Repeat each line word for word.
□ □ □ □ □
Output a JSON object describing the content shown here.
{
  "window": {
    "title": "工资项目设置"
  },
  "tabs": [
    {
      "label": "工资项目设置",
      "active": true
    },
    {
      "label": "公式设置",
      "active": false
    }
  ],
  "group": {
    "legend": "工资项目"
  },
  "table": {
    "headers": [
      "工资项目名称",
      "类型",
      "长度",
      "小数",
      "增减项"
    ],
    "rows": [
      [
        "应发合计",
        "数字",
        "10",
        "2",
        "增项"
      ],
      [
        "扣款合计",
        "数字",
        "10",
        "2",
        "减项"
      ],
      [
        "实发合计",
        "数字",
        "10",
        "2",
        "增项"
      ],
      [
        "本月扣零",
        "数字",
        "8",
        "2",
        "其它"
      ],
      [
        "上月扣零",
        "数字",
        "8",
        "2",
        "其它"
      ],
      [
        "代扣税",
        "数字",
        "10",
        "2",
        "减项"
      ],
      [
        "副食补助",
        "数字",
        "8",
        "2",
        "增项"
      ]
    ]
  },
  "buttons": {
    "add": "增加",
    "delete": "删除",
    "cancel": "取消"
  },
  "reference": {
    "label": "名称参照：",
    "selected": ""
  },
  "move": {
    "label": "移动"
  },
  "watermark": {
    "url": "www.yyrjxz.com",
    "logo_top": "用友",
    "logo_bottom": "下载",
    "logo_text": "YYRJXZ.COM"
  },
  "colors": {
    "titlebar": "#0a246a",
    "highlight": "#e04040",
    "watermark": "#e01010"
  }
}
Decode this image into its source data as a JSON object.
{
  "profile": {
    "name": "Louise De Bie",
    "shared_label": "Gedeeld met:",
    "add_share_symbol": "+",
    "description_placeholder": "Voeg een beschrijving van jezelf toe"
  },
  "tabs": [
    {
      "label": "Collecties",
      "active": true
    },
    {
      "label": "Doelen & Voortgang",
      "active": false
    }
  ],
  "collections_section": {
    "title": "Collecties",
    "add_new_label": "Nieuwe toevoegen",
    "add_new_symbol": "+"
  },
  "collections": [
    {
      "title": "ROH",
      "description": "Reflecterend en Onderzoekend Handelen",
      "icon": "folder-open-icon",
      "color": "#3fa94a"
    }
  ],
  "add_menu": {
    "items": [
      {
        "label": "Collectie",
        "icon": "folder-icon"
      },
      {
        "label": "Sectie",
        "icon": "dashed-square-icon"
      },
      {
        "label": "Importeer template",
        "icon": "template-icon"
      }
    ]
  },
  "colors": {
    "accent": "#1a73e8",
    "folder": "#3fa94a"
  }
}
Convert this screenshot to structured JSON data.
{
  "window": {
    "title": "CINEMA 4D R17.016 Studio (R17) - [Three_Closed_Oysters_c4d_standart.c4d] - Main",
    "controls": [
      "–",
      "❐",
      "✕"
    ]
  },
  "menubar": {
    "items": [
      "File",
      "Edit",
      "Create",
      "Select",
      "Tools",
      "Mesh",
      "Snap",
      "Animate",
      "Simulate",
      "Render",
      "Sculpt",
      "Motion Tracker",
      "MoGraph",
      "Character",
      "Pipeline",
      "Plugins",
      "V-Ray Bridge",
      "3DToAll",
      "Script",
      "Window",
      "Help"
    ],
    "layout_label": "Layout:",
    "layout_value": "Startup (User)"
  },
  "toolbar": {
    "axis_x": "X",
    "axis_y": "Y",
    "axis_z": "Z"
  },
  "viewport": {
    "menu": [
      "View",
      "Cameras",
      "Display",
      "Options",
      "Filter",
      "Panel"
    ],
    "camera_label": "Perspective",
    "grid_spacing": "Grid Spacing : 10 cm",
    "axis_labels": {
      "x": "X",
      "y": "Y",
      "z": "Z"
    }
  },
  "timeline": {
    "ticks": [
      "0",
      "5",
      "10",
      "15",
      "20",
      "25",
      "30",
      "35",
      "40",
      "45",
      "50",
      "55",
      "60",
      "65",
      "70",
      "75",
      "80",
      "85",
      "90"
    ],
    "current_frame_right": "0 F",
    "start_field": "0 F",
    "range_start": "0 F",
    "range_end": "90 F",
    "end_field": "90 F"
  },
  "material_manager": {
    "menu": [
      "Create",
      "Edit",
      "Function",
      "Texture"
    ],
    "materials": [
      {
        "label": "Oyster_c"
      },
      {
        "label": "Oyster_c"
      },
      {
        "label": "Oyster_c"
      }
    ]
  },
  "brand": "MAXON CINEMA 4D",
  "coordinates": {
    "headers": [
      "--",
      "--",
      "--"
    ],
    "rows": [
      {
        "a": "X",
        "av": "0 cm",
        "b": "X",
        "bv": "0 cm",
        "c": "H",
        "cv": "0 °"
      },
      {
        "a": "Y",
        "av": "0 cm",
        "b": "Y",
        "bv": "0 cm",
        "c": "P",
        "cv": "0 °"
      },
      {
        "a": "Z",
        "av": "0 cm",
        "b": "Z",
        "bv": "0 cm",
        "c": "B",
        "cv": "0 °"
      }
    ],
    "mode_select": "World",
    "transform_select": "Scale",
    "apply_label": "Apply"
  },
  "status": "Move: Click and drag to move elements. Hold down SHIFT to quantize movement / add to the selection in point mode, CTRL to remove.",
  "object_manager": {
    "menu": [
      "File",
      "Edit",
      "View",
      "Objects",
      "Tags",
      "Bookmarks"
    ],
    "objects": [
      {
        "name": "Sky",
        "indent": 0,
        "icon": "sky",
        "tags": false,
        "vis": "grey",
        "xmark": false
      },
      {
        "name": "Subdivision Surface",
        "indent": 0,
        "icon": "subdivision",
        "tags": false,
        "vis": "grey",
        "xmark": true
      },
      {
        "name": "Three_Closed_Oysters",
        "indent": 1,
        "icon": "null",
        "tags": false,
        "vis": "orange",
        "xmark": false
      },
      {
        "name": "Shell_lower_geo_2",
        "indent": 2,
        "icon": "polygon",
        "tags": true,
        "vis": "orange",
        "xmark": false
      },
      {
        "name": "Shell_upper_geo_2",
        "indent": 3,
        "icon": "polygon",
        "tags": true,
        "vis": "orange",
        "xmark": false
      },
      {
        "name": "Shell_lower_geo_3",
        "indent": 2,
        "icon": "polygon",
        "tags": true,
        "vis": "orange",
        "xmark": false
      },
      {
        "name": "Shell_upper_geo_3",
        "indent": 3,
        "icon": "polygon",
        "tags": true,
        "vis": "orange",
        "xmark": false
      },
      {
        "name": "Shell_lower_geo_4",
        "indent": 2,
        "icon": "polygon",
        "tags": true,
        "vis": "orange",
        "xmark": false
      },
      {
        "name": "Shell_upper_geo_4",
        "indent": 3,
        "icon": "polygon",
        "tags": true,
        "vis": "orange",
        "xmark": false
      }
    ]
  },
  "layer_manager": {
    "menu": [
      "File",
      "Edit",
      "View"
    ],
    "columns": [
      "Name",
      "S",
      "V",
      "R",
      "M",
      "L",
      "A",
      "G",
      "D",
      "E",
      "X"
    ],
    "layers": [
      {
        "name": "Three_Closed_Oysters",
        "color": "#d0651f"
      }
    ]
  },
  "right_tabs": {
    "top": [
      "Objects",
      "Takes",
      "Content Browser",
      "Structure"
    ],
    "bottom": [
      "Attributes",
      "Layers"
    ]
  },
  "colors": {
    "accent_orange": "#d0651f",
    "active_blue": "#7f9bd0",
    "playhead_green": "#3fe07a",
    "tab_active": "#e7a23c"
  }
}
□ □ □ □ □
Answer to the exercise:
Output a JSON object describing the content shown here.
{
  "window": {
    "title": "工资项目设置"
  },
  "tabs": [
    {
      "label": "工资项目设置",
      "active": true
    },
    {
      "label": "公式设置",
      "active": false
    }
  ],
  "group": {
    "legend": "工资项目"
  },
  "table": {
    "headers": [
      "工资项目名称",
      "类型",
      "长度",
      "小数",
      "增减项"
    ],
    "rows": [
      [
        "应发合计",
        "数字",
        "10",
        "2",
        "增项"
      ],
      [
        "扣款合计",
        "数字",
        "10",
        "2",
        "减项"
      ],
      [
        "实发合计",
        "数字",
        "10",
        "2",
        "增项"
      ],
      [
        "本月扣零",
        "数字",
        "8",
        "2",
        "其它"
      ],
      [
        "上月扣零",
        "数字",
        "8",
        "2",
        "其它"
      ],
      [
        "代扣税",
        "数字",
        "10",
        "2",
        "减项"
      ],
      [
        "副食补助",
        "数字",
        "8",
        "2",
        "增项"
      ]
    ]
  },
  "buttons": {
    "add": "增加",
    "delete": "删除",
    "cancel": "取消"
  },
  "reference": {
    "label": "名称参照：",
    "selected": ""
  },
  "move": {
    "label": "移动"
  },
  "watermark": {
    "url": "www.yyrjxz.com",
    "logo_top": "用友",
    "logo_bottom": "下载",
    "logo_text": "YYRJXZ.COM"
  },
  "colors": {
    "titlebar": "#0a246a",
    "highlight": "#e04040",
    "watermark": "#e01010"
  }
}
Decode this image into its source data as a JSON object.
{
  "profile": {
    "name": "Louise De Bie",
    "shared_label": "Gedeeld met:",
    "add_share_symbol": "+",
    "description_placeholder": "Voeg een beschrijving van jezelf toe"
  },
  "tabs": [
    {
      "label": "Collecties",
      "active": true
    },
    {
      "label": "Doelen & Voortgang",
      "active": false
    }
  ],
  "collections_section": {
    "title": "Collecties",
    "add_new_label": "Nieuwe toevoegen",
    "add_new_symbol": "+"
  },
  "collections": [
    {
      "title": "ROH",
      "description": "Reflecterend en Onderzoekend Handelen",
      "icon": "folder-open-icon",
      "color": "#3fa94a"
    }
  ],
  "add_menu": {
    "items": [
      {
        "label": "Collectie",
        "icon": "folder-icon"
      },
      {
        "label": "Sectie",
        "icon": "dashed-square-icon"
      },
      {
        "label": "Importeer template",
        "icon": "template-icon"
      }
    ]
  },
  "colors": {
    "accent": "#1a73e8",
    "folder": "#3fa94a"
  }
}
Convert this screenshot to structured JSON data.
{
  "window": {
    "title": "CINEMA 4D R17.016 Studio (R17) - [Three_Closed_Oysters_c4d_standart.c4d] - Main",
    "controls": [
      "–",
      "❐",
      "✕"
    ]
  },
  "menubar": {
    "items": [
      "File",
      "Edit",
      "Create",
      "Select",
      "Tools",
      "Mesh",
      "Snap",
      "Animate",
      "Simulate",
      "Render",
      "Sculpt",
      "Motion Tracker",
      "MoGraph",
      "Character",
      "Pipeline",
      "Plugins",
      "V-Ray Bridge",
      "3DToAll",
      "Script",
      "Window",
      "Help"
    ],
    "layout_label": "Layout:",
    "layout_value": "Startup (User)"
  },
  "toolbar": {
    "axis_x": "X",
    "axis_y": "Y",
    "axis_z": "Z"
  },
  "viewport": {
    "menu": [
      "View",
      "Cameras",
      "Display",
      "Options",
      "Filter",
      "Panel"
    ],
    "camera_label": "Perspective",
    "grid_spacing": "Grid Spacing : 10 cm",
    "axis_labels": {
      "x": "X",
      "y": "Y",
      "z": "Z"
    }
  },
  "timeline": {
    "ticks": [
      "0",
      "5",
      "10",
      "15",
      "20",
      "25",
      "30",
      "35",
      "40",
      "45",
      "50",
      "55",
      "60",
      "65",
      "70",
      "75",
      "80",
      "85",
      "90"
    ],
    "current_frame_right": "0 F",
    "start_field": "0 F",
    "range_start": "0 F",
    "range_end": "90 F",
    "end_field": "90 F"
  },
  "material_manager": {
    "menu": [
      "Create",
      "Edit",
      "Function",
      "Texture"
    ],
    "materials": [
      {
        "label": "Oyster_c"
      },
      {
        "label": "Oyster_c"
      },
      {
        "label": "Oyster_c"
      }
    ]
  },
  "brand": "MAXON CINEMA 4D",
  "coordinates": {
    "headers": [
      "--",
      "--",
      "--"
    ],
    "rows": [
      {
        "a": "X",
        "av": "0 cm",
        "b": "X",
        "bv": "0 cm",
        "c": "H",
        "cv": "0 °"
      },
      {
        "a": "Y",
        "av": "0 cm",
        "b": "Y",
        "bv": "0 cm",
        "c": "P",
        "cv": "0 °"
      },
      {
        "a": "Z",
        "av": "0 cm",
        "b": "Z",
        "bv": "0 cm",
        "c": "B",
        "cv": "0 °"
      }
    ],
    "mode_select": "World",
    "transform_select": "Scale",
    "apply_label": "Apply"
  },
  "status": "Move: Click and drag to move elements. Hold down SHIFT to quantize movement / add to the selection in point mode, CTRL to remove.",
  "object_manager": {
    "menu": [
      "File",
      "Edit",
      "View",
      "Objects",
      "Tags",
      "Bookmarks"
    ],
    "objects": [
      {
        "name": "Sky",
        "indent": 0,
        "icon": "sky",
        "tags": false,
        "vis": "grey",
        "xmark": false
      },
      {
        "name": "Subdivision Surface",
        "indent": 0,
        "icon": "subdivision",
        "tags": false,
        "vis": "grey",
        "xmark": true
      },
      {
        "name": "Three_Closed_Oysters",
        "indent": 1,
        "icon": "null",
        "tags": false,
        "vis": "orange",
        "xmark": false
      },
      {
        "name": "Shell_lower_geo_2",
        "indent": 2,
        "icon": "polygon",
        "tags": true,
        "vis": "orange",
        "xmark": false
      },
      {
        "name": "Shell_upper_geo_2",
        "indent": 3,
        "icon": "polygon",
        "tags": true,
        "vis": "orange",
        "xmark": false
      },
      {
        "name": "Shell_lower_geo_3",
        "indent": 2,
        "icon": "polygon",
        "tags": true,
        "vis": "orange",
        "xmark": false
      },
      {
        "name": "Shell_upper_geo_3",
        "indent": 3,
        "icon": "polygon",
        "tags": true,
        "vis": "orange",
        "xmark": false
      },
      {
        "name": "Shell_lower_geo_4",
        "indent": 2,
        "icon": "polygon",
        "tags": true,
        "vis": "orange",
        "xmark": false
      },
      {
        "name": "Shell_upper_geo_4",
        "indent": 3,
        "icon": "polygon",
        "tags": true,
        "vis": "orange",
        "xmark": false
      }
    ]
  },
  "layer_manager": {
    "menu": [
      "File",
      "Edit",
      "View"
    ],
    "columns": [
      "Name",
      "S",
      "V",
      "R",
      "M",
      "L",
      "A",
      "G",
      "D",
      "E",
      "X"
    ],
    "layers": [
      {
        "name": "Three_Closed_Oysters",
        "color": "#d0651f"
      }
    ]
  },
  "right_tabs": {
    "top": [
      "Objects",
      "Takes",
      "Content Browser",
      "Structure"
    ],
    "bottom": [
      "Attributes",
      "Layers"
    ]
  },
  "colors": {
    "accent_orange": "#d0651f",
    "active_blue": "#7f9bd0",
    "playhead_green": "#3fe07a",
    "tab_active": "#e7a23c"
  }
}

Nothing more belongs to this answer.